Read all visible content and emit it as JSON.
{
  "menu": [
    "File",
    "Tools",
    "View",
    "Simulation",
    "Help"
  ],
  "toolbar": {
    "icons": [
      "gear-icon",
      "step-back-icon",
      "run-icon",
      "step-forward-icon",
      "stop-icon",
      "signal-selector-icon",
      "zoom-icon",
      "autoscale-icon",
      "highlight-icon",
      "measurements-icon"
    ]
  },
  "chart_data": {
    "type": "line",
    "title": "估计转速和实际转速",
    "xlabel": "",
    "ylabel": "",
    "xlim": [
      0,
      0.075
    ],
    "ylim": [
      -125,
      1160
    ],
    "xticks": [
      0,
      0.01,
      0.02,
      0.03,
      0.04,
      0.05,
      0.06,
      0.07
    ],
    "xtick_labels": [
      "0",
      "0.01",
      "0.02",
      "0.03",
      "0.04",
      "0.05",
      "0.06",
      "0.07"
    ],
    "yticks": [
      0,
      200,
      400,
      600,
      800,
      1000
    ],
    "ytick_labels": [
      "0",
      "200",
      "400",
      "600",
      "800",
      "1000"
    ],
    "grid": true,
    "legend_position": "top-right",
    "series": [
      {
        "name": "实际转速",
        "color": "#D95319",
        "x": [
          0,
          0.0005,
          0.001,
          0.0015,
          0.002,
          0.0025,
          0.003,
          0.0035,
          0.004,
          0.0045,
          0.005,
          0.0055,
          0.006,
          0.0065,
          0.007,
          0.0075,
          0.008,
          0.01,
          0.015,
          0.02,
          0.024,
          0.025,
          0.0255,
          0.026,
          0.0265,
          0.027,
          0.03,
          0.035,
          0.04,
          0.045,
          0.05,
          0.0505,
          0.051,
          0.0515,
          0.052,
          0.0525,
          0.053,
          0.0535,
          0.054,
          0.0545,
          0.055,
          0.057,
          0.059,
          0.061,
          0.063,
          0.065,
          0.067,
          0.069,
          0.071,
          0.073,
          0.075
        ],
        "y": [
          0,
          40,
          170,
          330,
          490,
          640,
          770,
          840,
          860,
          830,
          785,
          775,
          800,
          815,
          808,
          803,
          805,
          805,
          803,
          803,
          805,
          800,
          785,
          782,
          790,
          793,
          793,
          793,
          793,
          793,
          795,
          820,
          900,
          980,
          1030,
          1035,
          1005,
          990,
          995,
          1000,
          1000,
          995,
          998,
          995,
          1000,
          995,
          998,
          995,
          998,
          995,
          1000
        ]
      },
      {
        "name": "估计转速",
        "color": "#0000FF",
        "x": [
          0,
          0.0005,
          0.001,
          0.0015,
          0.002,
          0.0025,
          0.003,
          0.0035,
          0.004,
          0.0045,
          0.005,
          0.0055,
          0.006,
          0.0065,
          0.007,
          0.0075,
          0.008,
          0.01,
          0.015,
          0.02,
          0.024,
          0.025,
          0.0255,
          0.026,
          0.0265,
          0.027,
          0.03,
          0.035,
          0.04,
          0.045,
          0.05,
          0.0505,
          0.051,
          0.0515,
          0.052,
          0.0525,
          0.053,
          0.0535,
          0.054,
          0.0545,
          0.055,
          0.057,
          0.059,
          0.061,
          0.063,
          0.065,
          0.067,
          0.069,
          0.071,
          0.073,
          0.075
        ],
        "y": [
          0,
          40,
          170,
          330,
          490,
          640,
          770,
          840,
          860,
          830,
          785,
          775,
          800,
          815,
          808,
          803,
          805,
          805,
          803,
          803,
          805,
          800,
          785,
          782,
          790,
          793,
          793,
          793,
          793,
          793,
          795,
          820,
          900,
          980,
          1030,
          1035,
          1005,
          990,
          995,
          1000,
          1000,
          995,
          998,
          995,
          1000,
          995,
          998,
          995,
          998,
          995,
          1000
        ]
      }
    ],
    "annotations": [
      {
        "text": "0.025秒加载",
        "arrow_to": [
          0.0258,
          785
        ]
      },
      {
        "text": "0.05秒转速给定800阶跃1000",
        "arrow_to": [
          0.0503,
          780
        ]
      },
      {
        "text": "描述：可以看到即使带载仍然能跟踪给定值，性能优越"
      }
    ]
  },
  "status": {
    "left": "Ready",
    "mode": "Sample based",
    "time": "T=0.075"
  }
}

__GIVEN EXERCISE__. Extract the complete listing verbatim.

__RESPONSE TO THE EXERCISE__.
Read all visible content and emit it as JSON.
{
  "menu": [
    "File",
    "Tools",
    "View",
    "Simulation",
    "Help"
  ],
  "toolbar": {
    "icons": [
      "gear-icon",
      "step-back-icon",
      "run-icon",
      "step-forward-icon",
      "stop-icon",
      "signal-selector-icon",
      "zoom-icon",
      "autoscale-icon",
      "highlight-icon",
      "measurements-icon"
    ]
  },
  "chart_data": {
    "type": "line",
    "title": "估计转速和实际转速",
    "xlabel": "",
    "ylabel": "",
    "xlim": [
      0,
      0.075
    ],
    "ylim": [
      -125,
      1160
    ],
    "xticks": [
      0,
      0.01,
      0.02,
      0.03,
      0.04,
      0.05,
      0.06,
      0.07
    ],
    "xtick_labels": [
      "0",
      "0.01",
      "0.02",
      "0.03",
      "0.04",
      "0.05",
      "0.06",
      "0.07"
    ],
    "yticks": [
      0,
      200,
      400,
      600,
      800,
      1000
    ],
    "ytick_labels": [
      "0",
      "200",
      "400",
      "600",
      "800",
      "1000"
    ],
    "grid": true,
    "legend_position": "top-right",
    "series": [
      {
        "name": "实际转速",
        "color": "#D95319",
        "x": [
          0,
          0.0005,
          0.001,
          0.0015,
          0.002,
          0.0025,
          0.003,
          0.0035,
          0.004,
          0.0045,
          0.005,
          0.0055,
          0.006,
          0.0065,
          0.007,
          0.0075,
          0.008,
          0.01,
          0.015,
          0.02,
          0.024,
          0.025,
          0.0255,
          0.026,
          0.0265,
          0.027,
          0.03,
          0.035,
          0.04,
          0.045,
          0.05,
          0.0505,
          0.051,
          0.0515,
          0.052,
          0.0525,
          0.053,
          0.0535,
          0.054,
          0.0545,
          0.055,
          0.057,
          0.059,
          0.061,
          0.063,
          0.065,
          0.067,
          0.069,
          0.071,
          0.073,
          0.075
        ],
        "y": [
          0,
          40,
          170,
          330,
          490,
          640,
          770,
          840,
          860,
          830,
          785,
          775,
          800,
          815,
          808,
          803,
          805,
          805,
          803,
          803,
          805,
          800,
          785,
          782,
          790,
          793,
          793,
          793,
          793,
          793,
          795,
          820,
          900,
          980,
          1030,
          1035,
          1005,
          990,
          995,
          1000,
          1000,
          995,
          998,
          995,
          1000,
          995,
          998,
          995,
          998,
          995,
          1000
        ]
      },
      {
        "name": "估计转速",
        "color": "#0000FF",
        "x": [
          0,
          0.0005,
          0.001,
          0.0015,
          0.002,
          0.0025,
          0.003,
          0.0035,
          0.004,
          0.0045,
          0.005,
          0.0055,
          0.006,
          0.0065,
          0.007,
          0.0075,
          0.008,
          0.01,
          0.015,
          0.02,
          0.024,
          0.025,
          0.0255,
          0.026,
          0.0265,
          0.027,
          0.03,
          0.035,
          0.04,
          0.045,
          0.05,
          0.0505,
          0.051,
          0.0515,
          0.052,
          0.0525,
          0.053,
          0.0535,
          0.054,
          0.0545,
          0.055,
          0.057,
          0.059,
          0.061,
          0.063,
          0.065,
          0.067,
          0.069,
          0.071,
          0.073,
          0.075
        ],
        "y": [
          0,
          40,
          170,
          330,
          490,
          640,
          770,
          840,
          860,
          830,
          785,
          775,
          800,
          815,
          808,
          803,
          805,
          805,
          803,
          803,
          805,
          800,
          785,
          782,
          790,
          793,
          793,
          793,
          793,
          793,
          795,
          820,
          900,
          980,
          1030,
          1035,
          1005,
          990,
          995,
          1000,
          1000,
          995,
          998,
          995,
          1000,
          995,
          998,
          995,
          998,
          995,
          1000
        ]
      }
    ],
    "annotations": [
      {
        "text": "0.025秒加载",
        "arrow_to": [
          0.0258,
          785
        ]
      },
      {
        "text": "0.05秒转速给定800阶跃1000",
        "arrow_to": [
          0.0503,
          780
        ]
      },
      {
        "text": "描述：可以看到即使带载仍然能跟踪给定值，性能优越"
      }
    ]
  },
  "status": {
    "left": "Ready",
    "mode": "Sample based",
    "time": "T=0.075"
  }
}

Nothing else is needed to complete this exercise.